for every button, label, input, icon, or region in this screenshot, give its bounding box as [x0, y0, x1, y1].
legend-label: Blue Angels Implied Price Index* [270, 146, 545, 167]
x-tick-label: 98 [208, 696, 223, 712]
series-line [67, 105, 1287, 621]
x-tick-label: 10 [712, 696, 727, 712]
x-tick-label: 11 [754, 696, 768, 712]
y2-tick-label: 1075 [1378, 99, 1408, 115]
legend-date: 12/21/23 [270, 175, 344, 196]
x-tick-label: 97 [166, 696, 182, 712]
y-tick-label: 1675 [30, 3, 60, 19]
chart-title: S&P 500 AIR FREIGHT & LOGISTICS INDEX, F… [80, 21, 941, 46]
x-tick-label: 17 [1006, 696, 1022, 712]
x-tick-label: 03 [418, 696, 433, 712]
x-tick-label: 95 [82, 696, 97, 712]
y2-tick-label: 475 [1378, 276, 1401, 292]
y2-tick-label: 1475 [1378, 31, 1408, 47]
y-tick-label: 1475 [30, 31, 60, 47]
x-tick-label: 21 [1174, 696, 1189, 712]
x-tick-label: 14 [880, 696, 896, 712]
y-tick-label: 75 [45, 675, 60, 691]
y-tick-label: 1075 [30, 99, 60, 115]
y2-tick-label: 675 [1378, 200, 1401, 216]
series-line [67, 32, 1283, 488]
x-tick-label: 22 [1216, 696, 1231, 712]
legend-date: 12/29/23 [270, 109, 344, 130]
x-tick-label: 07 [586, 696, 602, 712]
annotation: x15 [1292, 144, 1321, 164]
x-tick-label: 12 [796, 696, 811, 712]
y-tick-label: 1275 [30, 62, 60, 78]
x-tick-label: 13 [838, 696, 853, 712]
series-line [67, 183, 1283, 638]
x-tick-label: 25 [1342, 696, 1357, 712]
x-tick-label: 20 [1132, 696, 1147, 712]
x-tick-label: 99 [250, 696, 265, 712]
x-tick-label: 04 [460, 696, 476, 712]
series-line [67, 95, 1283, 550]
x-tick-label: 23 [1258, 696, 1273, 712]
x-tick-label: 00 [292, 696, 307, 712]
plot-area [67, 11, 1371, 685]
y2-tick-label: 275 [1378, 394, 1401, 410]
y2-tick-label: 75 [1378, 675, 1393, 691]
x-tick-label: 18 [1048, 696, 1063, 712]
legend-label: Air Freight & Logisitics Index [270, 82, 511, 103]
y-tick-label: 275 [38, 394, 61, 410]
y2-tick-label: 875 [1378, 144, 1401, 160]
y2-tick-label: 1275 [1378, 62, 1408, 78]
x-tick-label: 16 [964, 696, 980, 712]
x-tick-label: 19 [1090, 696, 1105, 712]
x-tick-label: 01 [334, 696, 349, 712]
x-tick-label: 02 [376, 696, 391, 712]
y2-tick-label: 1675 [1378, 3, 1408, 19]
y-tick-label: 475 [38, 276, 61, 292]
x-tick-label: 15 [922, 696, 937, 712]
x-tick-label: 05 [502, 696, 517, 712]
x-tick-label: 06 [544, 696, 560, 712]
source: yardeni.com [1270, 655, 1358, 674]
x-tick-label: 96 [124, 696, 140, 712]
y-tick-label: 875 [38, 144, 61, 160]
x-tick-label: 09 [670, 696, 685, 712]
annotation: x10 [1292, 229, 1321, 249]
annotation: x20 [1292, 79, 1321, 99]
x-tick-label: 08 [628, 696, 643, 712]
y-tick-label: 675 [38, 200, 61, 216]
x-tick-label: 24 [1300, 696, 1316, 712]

● Task details:
Could you recast the rows, from the very first one through the line containing "x-tick-label: 07 [586, 696, 602, 712]", as a Markdown table with a Position column giving each row's number and a Content column giving the row itself, with blank lines left out?

● Completed task:
| Position | Content |
|---|---|
| 1 | for every button, label, input, icon, or region in this screenshot, give its bounding box as [x0, y0, x1, y1]. |
| 2 | legend-label: Blue Angels Implied Price Index* [270, 146, 545, 167] |
| 3 | x-tick-label: 98 [208, 696, 223, 712] |
| 4 | series-line [67, 105, 1287, 621] |
| 5 | x-tick-label: 10 [712, 696, 727, 712] |
| 6 | x-tick-label: 11 [754, 696, 768, 712] |
| 7 | y2-tick-label: 1075 [1378, 99, 1408, 115] |
| 8 | legend-date: 12/21/23 [270, 175, 344, 196] |
| 9 | x-tick-label: 97 [166, 696, 182, 712] |
| 10 | y-tick-label: 1675 [30, 3, 60, 19] |
| 11 | chart-title: S&P 500 AIR FREIGHT & LOGISTICS INDEX, F… [80, 21, 941, 46] |
| 12 | x-tick-label: 17 [1006, 696, 1022, 712] |
| 13 | x-tick-label: 03 [418, 696, 433, 712] |
| 14 | x-tick-label: 95 [82, 696, 97, 712] |
| 15 | y2-tick-label: 475 [1378, 276, 1401, 292] |
| 16 | y2-tick-label: 1475 [1378, 31, 1408, 47] |
| 17 | y-tick-label: 1475 [30, 31, 60, 47] |
| 18 | x-tick-label: 21 [1174, 696, 1189, 712] |
| 19 | x-tick-label: 14 [880, 696, 896, 712] |
| 20 | y-tick-label: 75 [45, 675, 60, 691] |
| 21 | y-tick-label: 1075 [30, 99, 60, 115] |
| 22 | y2-tick-label: 675 [1378, 200, 1401, 216] |
| 23 | series-line [67, 32, 1283, 488] |
| 24 | x-tick-label: 22 [1216, 696, 1231, 712] |
| 25 | legend-date: 12/29/23 [270, 109, 344, 130] |
| 26 | x-tick-label: 07 [586, 696, 602, 712] |